**STATED TASK**
Show every line of the records below that contains the word "purpose".

## Begin

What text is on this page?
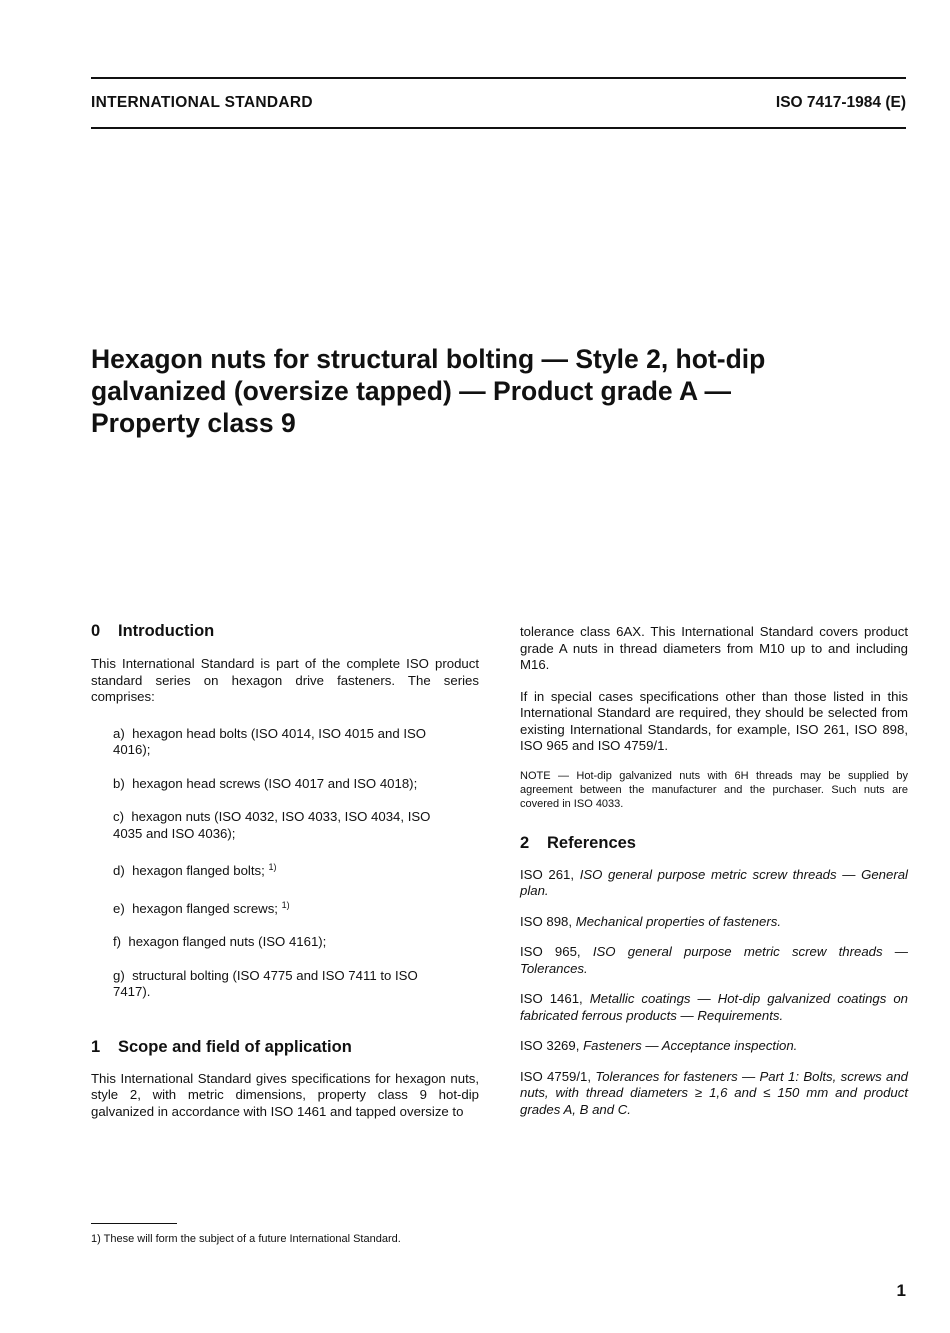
INTERNATIONAL STANDARD	ISO 7417-1984 (E)
Hexagon nuts for structural bolting — Style 2, hot-dip
galvanized (oversize tapped) — Product grade A —
Property class 9
0 Introduction

This International Standard is part of the complete ISO product standard series on hexagon drive fasteners. The series comprises:

a) hexagon head bolts (ISO 4014, ISO 4015 and ISO 4016);
b) hexagon head screws (ISO 4017 and ISO 4018);
c) hexagon nuts (ISO 4032, ISO 4033, ISO 4034, ISO 4035 and ISO 4036);
d) hexagon flanged bolts; $^{1)}$
e) hexagon flanged screws; $^{1)}$
f) hexagon flanged nuts (ISO 4161);
g) structural bolting (ISO 4775 and ISO 7411 to ISO 7417).
1 Scope and field of application

This International Standard gives specifications for hexagon nuts, style 2, with metric dimensions, property class 9 hot-dip galvanized in accordance with ISO 1461 and tapped oversize to

tolerance class 6AX. This International Standard covers product grade A nuts in thread diameters from M10 up to and including M16.

If in special cases specifications other than those listed in this International Standard are required, they should be selected from existing International Standards, for example, ISO 261, ISO 898, ISO 965 and ISO 4759/1.

NOTE — Hot-dip galvanized nuts with 6H threads may be supplied by agreement between the manufacturer and the purchaser. Such nuts are covered in ISO 4033.

2 References

ISO 261, ISO general purpose metric screw threads — General plan.

ISO 898, Mechanical properties of fasteners.

ISO 965, ISO general purpose metric screw threads — Tolerances.

ISO 1461, Metallic coatings — Hot-dip galvanized coatings on fabricated ferrous products — Requirements.

ISO 3269, Fasteners — Acceptance inspection.

ISO 4759/1, Tolerances for fasteners — Part 1: Bolts, screws and nuts, with thread diameters ≥ 1,6 and ≤ 150 mm and product grades A, B and C.

1) These will form the subject of a future International Standard.
1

## End

**COMPLETE OUTPUT**
ISO 261, ISO general purpose metric screw threads — General plan.
ISO 965, ISO general purpose metric screw threads — Tolerances.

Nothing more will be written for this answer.